* [Problem to solve]
With "consulta" as the search word, show every line of the material that has it.

* [Information given]
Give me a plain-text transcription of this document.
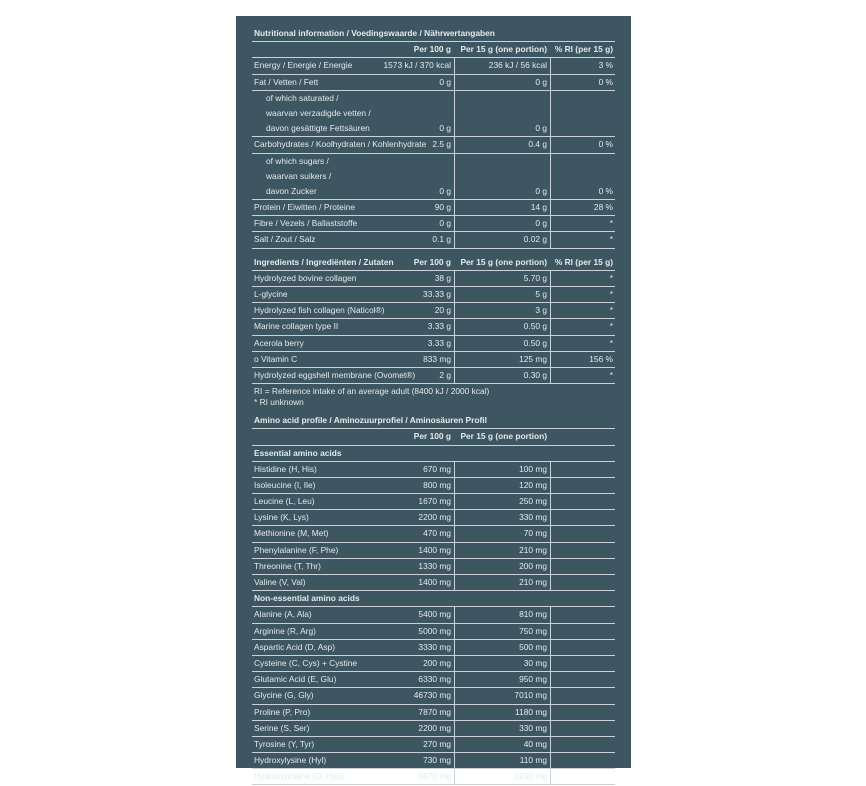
Nutritional information / Voedingswaarde / Nährwertangaben
Per 100 g Per 15 g (one portion) % RI (per 15 g)
Energy / Energie / Energie	1573 kJ / 370 kcal	236 kJ / 56 kcal	3 %
Fat / Vetten / Fett	0 g	0 g	0 %
of which saturated /
waarvan verzadigde vetten /
davon gesättigte Fettsäuren	0 g	0 g
Carbohydrates / Koolhydraten / Kohlenhydrate 2.5 g	0.4 g	0 %
of which sugars /
waarvan suikers /
davon Zucker	0 g	0 g	0 %
Protein / Eiwitten / Proteine	90 g	14 g	28 %
Fibre / Vezels / Ballaststoffe	0 g	0 g	*
Salt / Zout / Salz	0.1 g	0.02 g	*
Ingredients / Ingrediënten / Zutaten Per 100 g Per 15 g (one portion) % RI (per 15 g)
Hydrolyzed bovine collagen	38 g	5.70 g	*
L-glycine	33.33 g	5 g	*
Hydrolyzed fish collagen (Naticol®)	20 g	3 g	*
Marine collagen type II	3.33 g	0.50 g	*
Acerola berry	3.33 g	0.50 g	*
o Vitamin C	833 mg	125 mg	156 %
Hydrolyzed eggshell membrane (Ovomet®)	2 g	0.30 g	*
RI = Reference intake of an average adult (8400 kJ / 2000 kcal)
* RI unknown
Amino acid profile / Aminozuurprofiel / Aminosäuren Profil
Per 100 g Per 15 g (one portion)
Essential amino acids
Histidine (H, His)	670 mg	100 mg
Isoleucine (I, Ile)	800 mg	120 mg
Leucine (L, Leu)	1670 mg	250 mg
Lysine (K, Lys)	2200 mg	330 mg
Methionine (M, Met)	470 mg	70 mg
Phenylalanine (F, Phe)	1400 mg	210 mg
Threonine (T, Thr)	1330 mg	200 mg
Valine (V, Val)	1400 mg	210 mg
Non-essential amino acids
Alanine (A, Ala)	5400 mg	810 mg
Arginine (R, Arg)	5000 mg	750 mg
Aspartic Acid (D, Asp)	3330 mg	500 mg
Cysteine (C, Cys) + Cystine	200 mg	30 mg
Glutamic Acid (E, Glu)	6330 mg	950 mg
Glycine (G, Gly)	46730 mg	7010 mg
Proline (P, Pro)	7870 mg	1180 mg
Serine (S, Ser)	2200 mg	330 mg
Tyrosine (Y, Tyr)	270 mg	40 mg
Hydroxylysine (Hyl)	730 mg	110 mg
Hydroxyproline (O, Hyp)	6870 mg	1030 mg
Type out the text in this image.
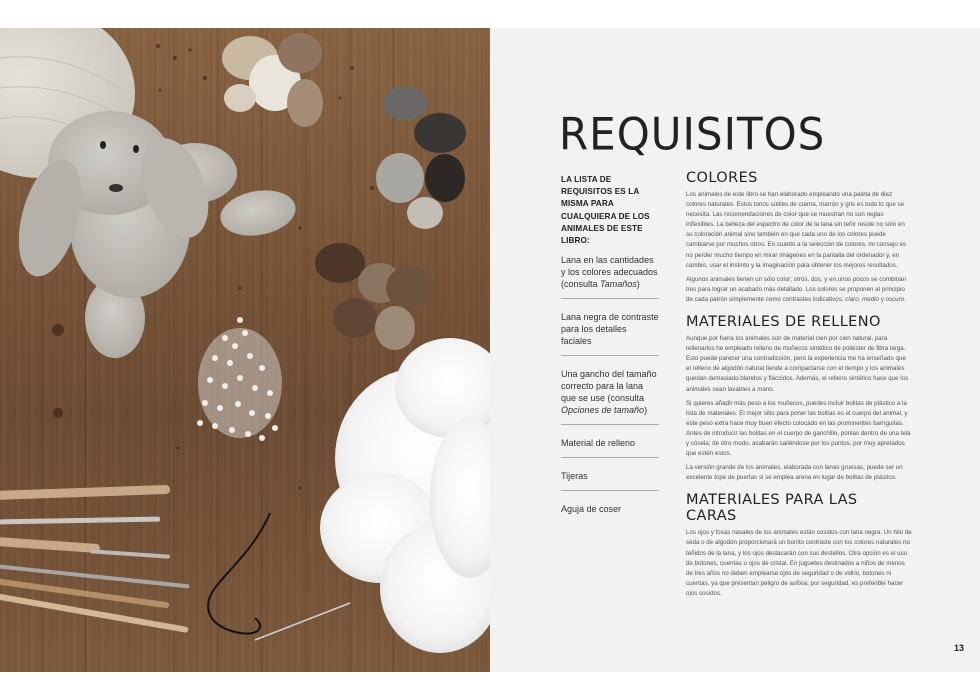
REQUISITOS
LA LISTA DE REQUISITOS ES LA MISMA PARA CUALQUIERA DE LOS ANIMALES DE ESTE LIBRO:
Lana en las cantidades y los colores adecuados (consulta Tamaños)
Lana negra de contraste para los detalles faciales
Una gancho del tamaño correcto para la lana que se use (consulta Opciones de tamaño)
Material de relleno
Tijeras
Aguja de coser
COLORES

Los animales de este libro se han elaborado empleando una paleta de diez colores naturales. Estos tonos sutiles de crema, marrón y gris es todo lo que se necesita. Las recomendaciones de color que se muestran no son reglas inflexibles. La belleza del espectro de color de la lana sin teñir reside no sólo en su coloración animal sino también en que cada uno de los colores puede cambiarse por muchos otros. En cuanto a la selección de colores, mi consejo es no perder mucho tiempo en mirar imágenes en la pantalla del ordenador y, en cambio, usar el instinto y la imaginación para obtener los mejores resultados.

Algunos animales tienen un sólo color; otros, dos, y en unos pocos se combinan tres para lograr un acabado más detallado. Los colores se proponen al principio de cada patrón simplemente como contrastes indicativos: claro, medio y oscuro.

MATERIALES DE RELLENO

Aunque por fuera los animales son de material cien por cien natural, para rellenarlos he empleado relleno de muñecos sintético de poliéster de fibra larga. Esto puede parecer una contradicción, pero la experiencia me ha enseñado que el relleno de algodón natural tiende a compactarse con el tiempo y los animales quedan demasiado blandos y fláccidos. Además, el relleno sintético hace que los animales sean lavables a mano.

Si quieres añadir más peso a los muñecos, puedes incluir bolitas de plástico a la lista de materiales. El mejor sitio para poner las bolitas es el cuerpo del animal, y este peso extra hace muy buen efecto colocado en las prominentes barriguitas. Antes de introducir las bolitas en el cuerpo de ganchillo, ponlas dentro de una tela y cósela; de otro modo, acabarán saliéndose por los puntos, por muy apretados que estén estos.

La versión grande de los animales, elaborada con lanas gruesas, puede ser un excelente tope de puertas si se emplea arena en lugar de bolitas de plástico.

MATERIALES PARA LAS CARAS

Los ojos y fosas nasales de los animales están cosidos con lana negra. Un hilo de seda o de algodón proporcionará un bonito contraste con los colores naturales no teñidos de la lana, y los ojos destacarán con sus destellos. Otra opción es el uso de botones, cuentas u ojos de cristal. En juguetes destinados a niños de menos de tres años no deben emplearse ojos de seguridad o de vidrio, botones ni cuentas, ya que presentan peligro de asfixia; por seguridad, es preferible hacer ojos cosidos.

13
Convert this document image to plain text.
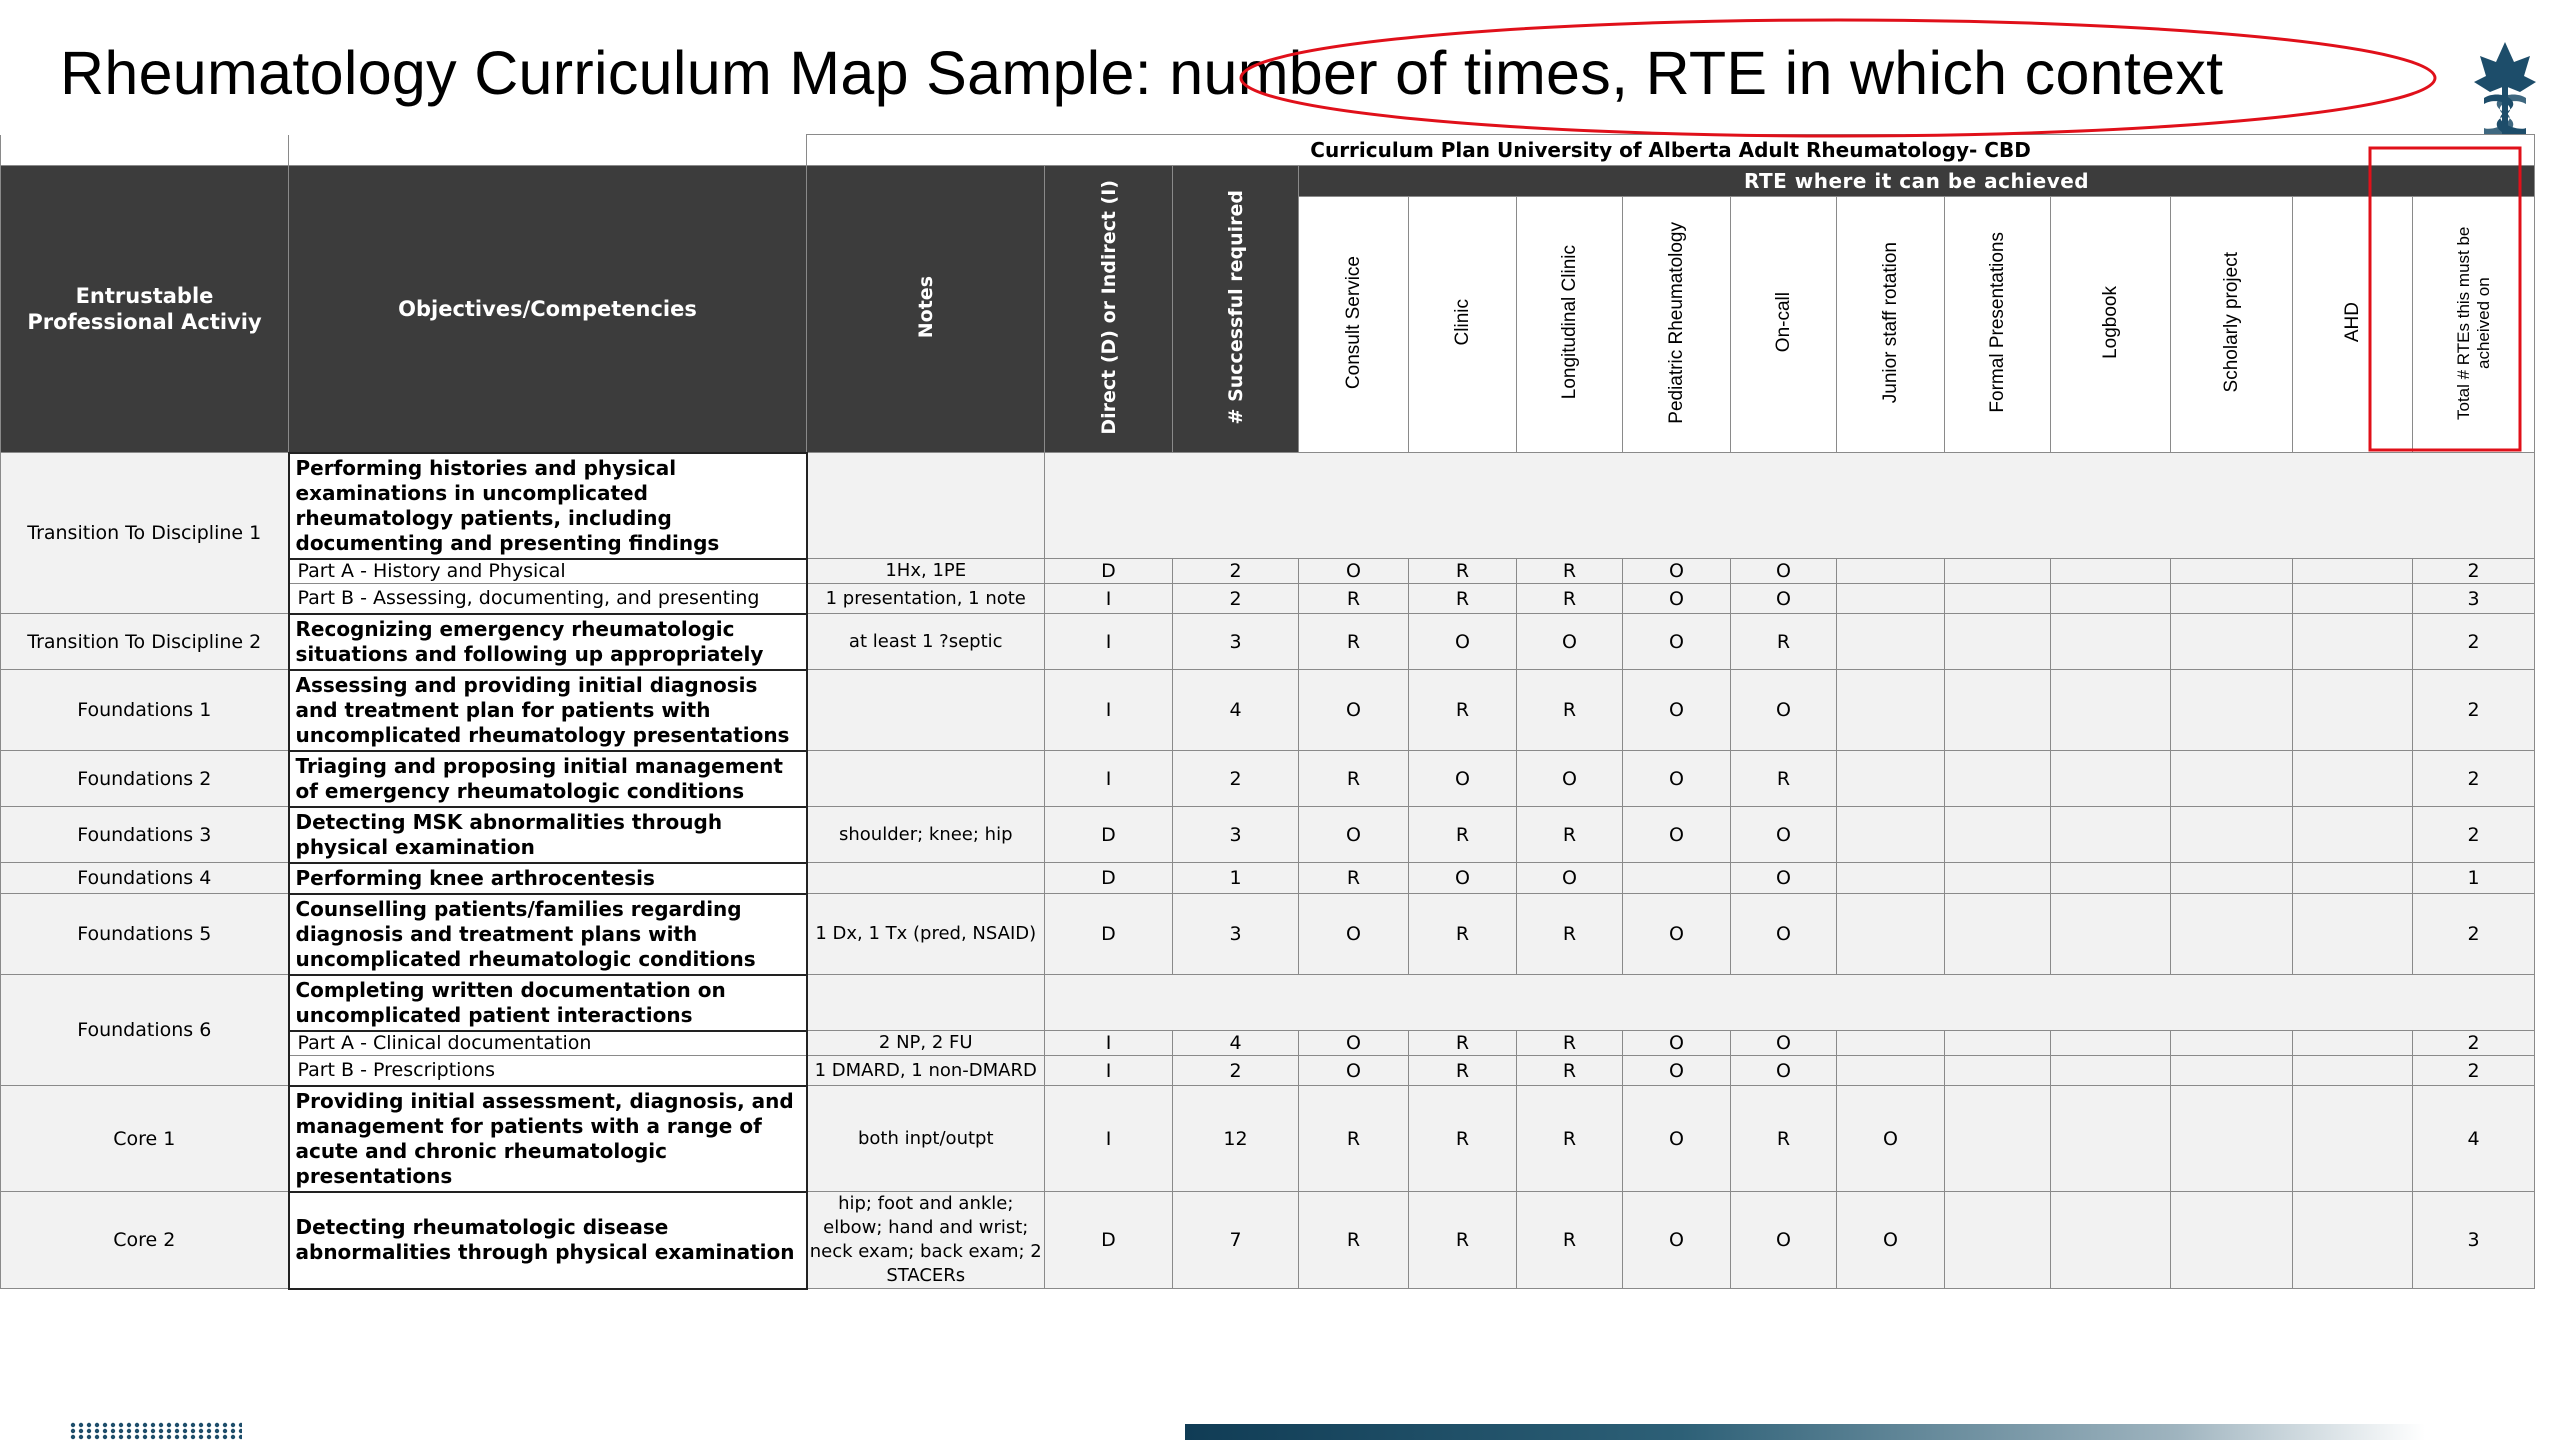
Rheumatology Curriculum Map Sample: number of times, RTE in which context
		Curriculum Plan University of Alberta Adult Rheumatology- CBD													
Entrustable Professional Activiy	Objectives/Competencies	Notes	Direct (D) or Indirect (I)	# Successful required	RTE where it can be achieved										
					Consult Service	Clinic	Longitudinal Clinic	Pediatric Rheumatology	On-call	Junior staff rotation	Formal Presentations	Logbook	Scholarly project	AHD	Total # RTEs this must be acheived on
Transition To Discipline 1	Performing histories and physical examinations in uncomplicated rheumatology patients, including documenting and presenting findings														
	Part A - History and Physical	1Hx, 1PE	D	2	O	R	R	O	O						2
	Part B - Assessing, documenting, and presenting	1 presentation, 1 note	I	2	R	R	R	O	O						3
Transition To Discipline 2	Recognizing emergency rheumatologic situations and following up appropriately	at least 1 ?septic	I	3	R	O	O	O	R						2
Foundations 1	Assessing and providing initial diagnosis and treatment plan for patients with uncomplicated rheumatology presentations		I	4	O	R	R	O	O						2
Foundations 2	Triaging and proposing initial management of emergency rheumatologic conditions		I	2	R	O	O	O	R						2
Foundations 3	Detecting MSK abnormalities through physical examination	shoulder; knee; hip	D	3	O	R	R	O	O						2
Foundations 4	Performing knee arthrocentesis		D	1	R	O	O		O						1
Foundations 5	Counselling patients/families regarding diagnosis and treatment plans with uncomplicated rheumatologic conditions	1 Dx, 1 Tx (pred, NSAID)	D	3	O	R	R	O	O						2
Foundations 6	Completing written documentation on uncomplicated patient interactions														
	Part A - Clinical documentation	2 NP, 2 FU	I	4	O	R	R	O	O						2
	Part B - Prescriptions	1 DMARD, 1 non-DMARD	I	2	O	R	R	O	O						2
Core 1	Providing initial assessment, diagnosis, and management for patients with a range of acute and chronic rheumatologic presentations	both inpt/outpt	I	12	R	R	R	O	R	O					4
Core 2	Detecting rheumatologic disease abnormalities through physical examination	hip; foot and ankle; elbow; hand and wrist; neck exam; back exam; 2 STACERs	D	7	R	R	R	O	O	O					3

* [Completed exercise]
Lana en las cantidades y los colores adecuados (consulta Tamaños)
Una gancho del tamaño correcto para la lana que se use (consulta Opciones de tamaño)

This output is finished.